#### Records
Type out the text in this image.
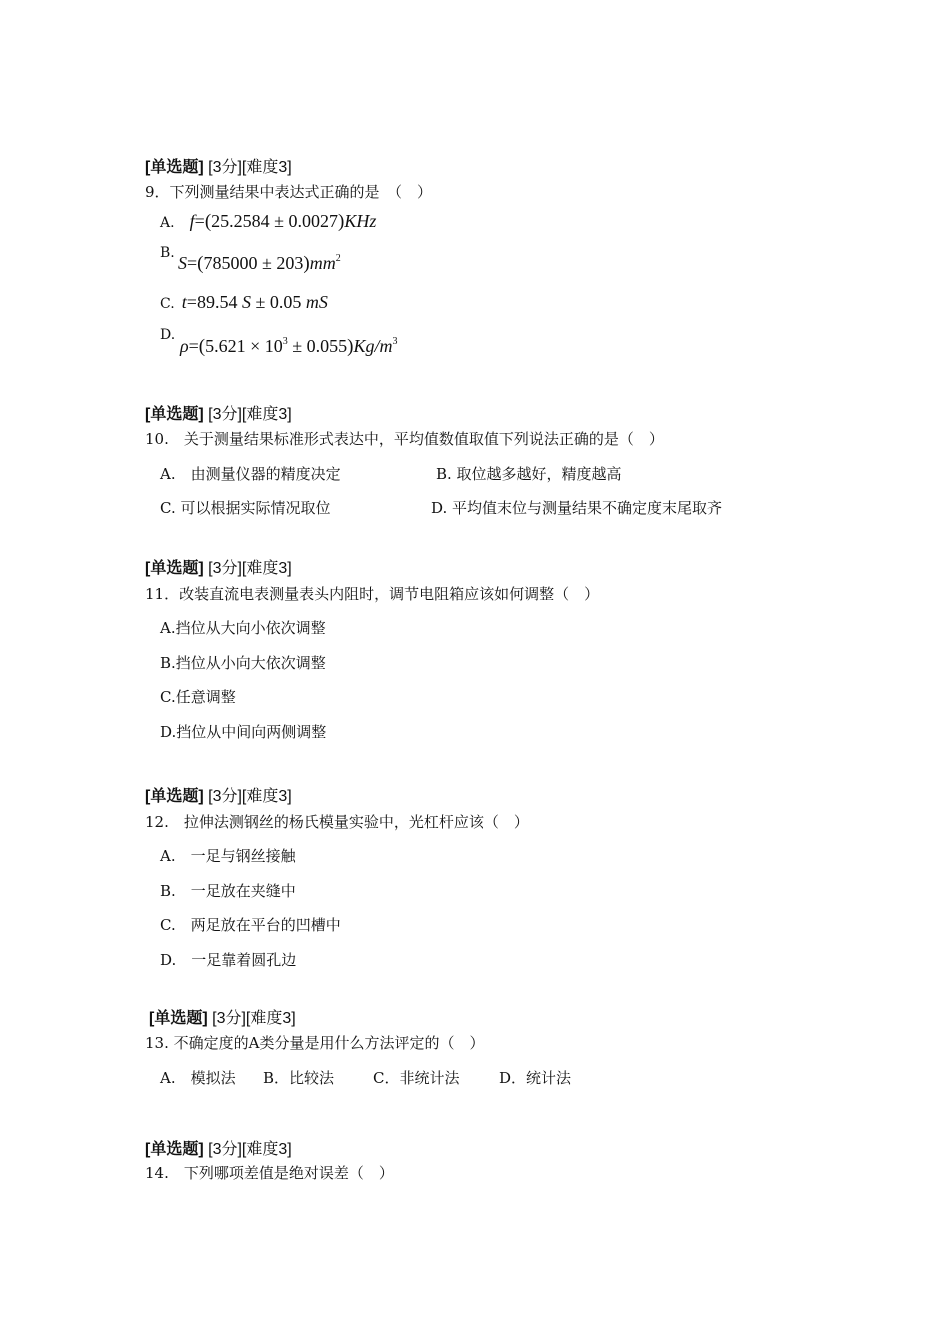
[单选题] [3分][难度3]
9．下列测量结果中表达式正确的是　（　）
A. f=(25.2584 ± 0.0027)KHz
B. $S=(785000 \pm 203)mm^2$
C. t=89.54 S ± 0.05 mS
D.
$\rho=(5.621 \times 10^3 \pm 0.055)Kg/m^3$
[单选题] [3分][难度3]
10.　关于测量结果标准形式表达中，平均值数值取值下列说法正确的是（　）
A.　由测量仪器的精度决定	B. 取位越多越好，精度越高
C. 可以根据实际情况取位	D. 平均值末位与测量结果不确定度末尾取齐
[单选题] [3分][难度3]
11．改装直流电表测量表头内阻时，调节电阻箱应该如何调整（　）
A.挡位从大向小依次调整
B.挡位从小向大依次调整
C.任意调整
D.挡位从中间向两侧调整
[单选题] [3分][难度3]
12.　拉伸法测钢丝的杨氏模量实验中，光杠杆应该（　）
A.　一足与钢丝接触
B.　一足放在夹缝中
C.　两足放在平台的凹槽中
D.　一足靠着圆孔边
[单选题] [3分][难度3]
13. 不确定度的A类分量是用什么方法评定的（　）
A.　模拟法 B．比较法	C．非统计法	D．统计法
[单选题] [3分][难度3]
14.　下列哪项差值是绝对误差（　）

#### Task prompt
Retype each entry precisely. Skip images entirely.

#### Worked answer
Type out the text in this image.
[单选题] [3分][难度3]
9．下列测量结果中表达式正确的是　（　）
A. f=(25.2584 ± 0.0027)KHz
B. $S=(785000 \pm 203)mm^2$
C. t=89.54 S ± 0.05 mS
D.
$\rho=(5.621 \times 10^3 \pm 0.055)Kg/m^3$
[单选题] [3分][难度3]
10.　关于测量结果标准形式表达中，平均值数值取值下列说法正确的是（　）
A.　由测量仪器的精度决定	B. 取位越多越好，精度越高
C. 可以根据实际情况取位	D. 平均值末位与测量结果不确定度末尾取齐
[单选题] [3分][难度3]
11．改装直流电表测量表头内阻时，调节电阻箱应该如何调整（　）
A.挡位从大向小依次调整
B.挡位从小向大依次调整
C.任意调整
D.挡位从中间向两侧调整
[单选题] [3分][难度3]
12.　拉伸法测钢丝的杨氏模量实验中，光杠杆应该（　）
A.　一足与钢丝接触
B.　一足放在夹缝中
C.　两足放在平台的凹槽中
D.　一足靠着圆孔边
[单选题] [3分][难度3]
13. 不确定度的A类分量是用什么方法评定的（　）
A.　模拟法 B．比较法	C．非统计法	D．统计法
[单选题] [3分][难度3]
14.　下列哪项差值是绝对误差（　）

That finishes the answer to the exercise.